[Direction 1] Reproduce the part of the Carmenere yeast thread starting at "## Boatboy24 (Apr" and ending at "sour_grapes (Apr 13, 2016)".
[Direction 2] Switch every "label" to "caption" in the rows starting at the first row and ending at the row containing "other-field <box>269 433 524 461</box>", and write out only those rows with nothing else changed.

[Provided text]
** start **
# Carmenere Juice Yeast Suggestions



## Ebonheart (Apr 13, 2016)

I have a bucket of Carmenere juice showing up early May. Looking to bring in Fermentation at 14%, and add Medium American Oak Staves during secondary fermentation.

Need suggestions for yeast. I had great luck with Lavalin 43 on my 2014 Cayuga White and Chancellor, which I chaptalized to 14%. Just wondering about a higher alcohol tolerant yeast for a rustic style red.


----------



## Johnd (Apr 13, 2016)

Ebonheart said:


> I have a bucket of Carmenere juice showing up early May. Looking to bring in Fermentation at 14%, and add Medium American Oak Staves during secondary fermentation.
> 
> Need suggestions for yeast. I had great luck with Lavalin 43 on my 2014 Cayuga White and Chancellor, which I chaptalized to 14%. Just wondering about a higher alcohol tolerant yeast for a rustic style red.



You could consider:
Lalvin BM 4X4 Red Wine Dry 
60-82 °F (16-28 °C) Fermentation Temps
16% Alcohol Tolerence
A blend of strains formulated for reliability under difficult conditions. Gives a dependable fermentation with increased mouthfeel, and enhances tobacco, cedar, leather and jam characteristics.


----------



## Boatboy24 (Apr 13, 2016)

I used RC212 on my 2013 Carmenere. I'm making it again this year and I think I'm going to try D254.


----------



## sour_grapes (Apr 13, 2016)

IMHO, you don't need to use Uvaferm 43. Your intended ABV is not all that high, so most yeasts will be able to handle it. Partly because Chilean Carmenere was confused with Merlot for so many years, I like to think of it as similar to Merlot. With that in mind, you could look at MoreWine's yeast pairing guide here: http://morewinemaking.com/public/pdf/wyeastpair.pdf Like Jim, I am a fan of D254, and would probably choose that one. (https://morewinemaking.com/products/icv-d254-dry-wine-yeast.html#reviews .)
** end **
[Available data]
** start **
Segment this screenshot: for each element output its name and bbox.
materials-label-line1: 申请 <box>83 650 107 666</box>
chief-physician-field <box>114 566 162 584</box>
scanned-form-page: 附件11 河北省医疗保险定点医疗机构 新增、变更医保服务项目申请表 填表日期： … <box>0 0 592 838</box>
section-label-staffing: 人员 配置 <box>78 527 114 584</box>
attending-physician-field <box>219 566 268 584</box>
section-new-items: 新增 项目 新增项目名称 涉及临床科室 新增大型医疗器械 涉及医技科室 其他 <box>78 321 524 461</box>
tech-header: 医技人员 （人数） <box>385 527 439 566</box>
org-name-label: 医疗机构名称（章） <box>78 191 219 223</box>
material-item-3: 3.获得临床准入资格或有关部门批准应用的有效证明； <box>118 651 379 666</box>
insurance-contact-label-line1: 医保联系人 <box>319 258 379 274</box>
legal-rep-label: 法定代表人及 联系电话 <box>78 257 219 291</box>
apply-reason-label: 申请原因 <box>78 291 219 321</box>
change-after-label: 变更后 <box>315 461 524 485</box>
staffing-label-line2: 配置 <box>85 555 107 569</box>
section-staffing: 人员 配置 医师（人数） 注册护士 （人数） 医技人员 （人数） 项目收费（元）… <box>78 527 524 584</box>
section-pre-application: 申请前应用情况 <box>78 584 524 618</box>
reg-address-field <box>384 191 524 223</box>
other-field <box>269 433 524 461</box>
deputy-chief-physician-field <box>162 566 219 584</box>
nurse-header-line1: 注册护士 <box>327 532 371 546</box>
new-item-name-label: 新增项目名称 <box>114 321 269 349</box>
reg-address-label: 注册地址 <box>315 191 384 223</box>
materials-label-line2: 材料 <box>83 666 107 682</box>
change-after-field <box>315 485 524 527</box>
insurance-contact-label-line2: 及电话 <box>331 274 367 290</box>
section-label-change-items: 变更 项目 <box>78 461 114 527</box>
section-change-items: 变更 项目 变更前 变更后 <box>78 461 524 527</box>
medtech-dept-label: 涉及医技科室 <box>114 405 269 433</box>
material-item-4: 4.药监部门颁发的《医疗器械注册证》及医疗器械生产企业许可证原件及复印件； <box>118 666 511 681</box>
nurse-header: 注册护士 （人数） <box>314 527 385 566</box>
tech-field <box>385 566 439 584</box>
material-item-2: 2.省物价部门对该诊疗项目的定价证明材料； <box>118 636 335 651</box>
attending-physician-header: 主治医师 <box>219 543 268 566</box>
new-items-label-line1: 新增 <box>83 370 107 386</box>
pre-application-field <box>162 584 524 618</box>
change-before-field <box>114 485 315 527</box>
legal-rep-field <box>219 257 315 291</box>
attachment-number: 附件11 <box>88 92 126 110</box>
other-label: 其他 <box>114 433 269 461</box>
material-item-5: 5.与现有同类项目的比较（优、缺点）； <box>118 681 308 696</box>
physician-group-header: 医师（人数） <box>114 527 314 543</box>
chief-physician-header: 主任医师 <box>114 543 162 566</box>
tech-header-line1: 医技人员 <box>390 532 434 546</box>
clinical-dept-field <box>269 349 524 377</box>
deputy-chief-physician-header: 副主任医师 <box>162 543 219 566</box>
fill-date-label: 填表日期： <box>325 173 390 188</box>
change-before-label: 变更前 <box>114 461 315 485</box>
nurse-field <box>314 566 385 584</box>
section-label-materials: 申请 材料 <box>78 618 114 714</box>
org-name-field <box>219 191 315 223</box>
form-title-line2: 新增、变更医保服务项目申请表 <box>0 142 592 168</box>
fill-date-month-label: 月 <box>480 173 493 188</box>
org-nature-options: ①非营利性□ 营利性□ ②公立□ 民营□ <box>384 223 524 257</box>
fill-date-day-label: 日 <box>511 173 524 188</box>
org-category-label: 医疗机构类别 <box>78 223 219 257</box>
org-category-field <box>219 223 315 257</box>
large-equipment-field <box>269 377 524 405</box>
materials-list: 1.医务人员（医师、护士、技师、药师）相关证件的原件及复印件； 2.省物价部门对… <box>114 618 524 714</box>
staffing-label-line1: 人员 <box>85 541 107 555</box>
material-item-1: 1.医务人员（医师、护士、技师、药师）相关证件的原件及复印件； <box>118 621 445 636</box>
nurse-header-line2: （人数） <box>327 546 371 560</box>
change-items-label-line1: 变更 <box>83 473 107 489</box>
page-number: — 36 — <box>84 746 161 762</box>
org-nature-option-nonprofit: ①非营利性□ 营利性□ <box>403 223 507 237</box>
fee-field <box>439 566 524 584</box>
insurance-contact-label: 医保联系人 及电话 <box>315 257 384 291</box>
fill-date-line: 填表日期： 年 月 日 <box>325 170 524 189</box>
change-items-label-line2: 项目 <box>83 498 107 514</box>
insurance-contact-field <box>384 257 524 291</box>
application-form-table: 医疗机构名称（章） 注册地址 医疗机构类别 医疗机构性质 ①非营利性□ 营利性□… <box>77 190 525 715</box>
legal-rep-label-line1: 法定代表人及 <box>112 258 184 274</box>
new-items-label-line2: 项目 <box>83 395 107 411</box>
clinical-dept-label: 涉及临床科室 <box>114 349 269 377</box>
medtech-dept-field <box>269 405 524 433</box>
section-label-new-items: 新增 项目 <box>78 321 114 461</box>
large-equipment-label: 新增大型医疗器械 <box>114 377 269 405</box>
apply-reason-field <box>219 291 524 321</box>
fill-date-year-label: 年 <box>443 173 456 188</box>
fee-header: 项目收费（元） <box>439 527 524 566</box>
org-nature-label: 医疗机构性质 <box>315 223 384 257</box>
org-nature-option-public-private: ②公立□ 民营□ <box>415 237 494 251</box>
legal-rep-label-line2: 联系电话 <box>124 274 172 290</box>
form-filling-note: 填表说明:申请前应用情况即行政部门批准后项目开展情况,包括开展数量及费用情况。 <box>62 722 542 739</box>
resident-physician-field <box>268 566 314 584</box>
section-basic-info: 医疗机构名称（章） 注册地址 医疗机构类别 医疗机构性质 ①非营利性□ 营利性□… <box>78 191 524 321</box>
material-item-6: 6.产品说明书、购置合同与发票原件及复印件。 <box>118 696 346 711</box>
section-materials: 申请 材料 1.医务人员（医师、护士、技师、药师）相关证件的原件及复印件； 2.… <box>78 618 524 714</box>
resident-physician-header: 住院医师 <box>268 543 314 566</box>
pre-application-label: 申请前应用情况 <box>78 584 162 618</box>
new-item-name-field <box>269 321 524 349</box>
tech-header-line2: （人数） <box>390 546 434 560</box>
** end **
[Correct response 1]
## Boatboy24 (Apr 13, 2016)

I used RC212 on my 2013 Carmenere. I'm making it again this year and I think I'm going to try D254.


----------



## sour_grapes (Apr 13, 2016)

[Correct response 2]
Segment this screenshot: for each element output its name and bbox.
materials-caption-line1: 申请 <box>83 650 107 666</box>
chief-physician-field <box>114 566 162 584</box>
scanned-form-page: 附件11 河北省医疗保险定点医疗机构 新增、变更医保服务项目申请表 填表日期： … <box>0 0 592 838</box>
section-caption-staffing: 人员 配置 <box>78 527 114 584</box>
attending-physician-field <box>219 566 268 584</box>
section-new-items: 新增 项目 新增项目名称 涉及临床科室 新增大型医疗器械 涉及医技科室 其他 <box>78 321 524 461</box>
tech-header: 医技人员 （人数） <box>385 527 439 566</box>
org-name-caption: 医疗机构名称（章） <box>78 191 219 223</box>
material-item-3: 3.获得临床准入资格或有关部门批准应用的有效证明； <box>118 651 379 666</box>
insurance-contact-caption-line1: 医保联系人 <box>319 258 379 274</box>
legal-rep-caption: 法定代表人及 联系电话 <box>78 257 219 291</box>
apply-reason-caption: 申请原因 <box>78 291 219 321</box>
change-after-caption: 变更后 <box>315 461 524 485</box>
staffing-caption-line2: 配置 <box>85 555 107 569</box>
section-staffing: 人员 配置 医师（人数） 注册护士 （人数） 医技人员 （人数） 项目收费（元）… <box>78 527 524 584</box>
section-pre-application: 申请前应用情况 <box>78 584 524 618</box>
reg-address-field <box>384 191 524 223</box>
other-field <box>269 433 524 461</box>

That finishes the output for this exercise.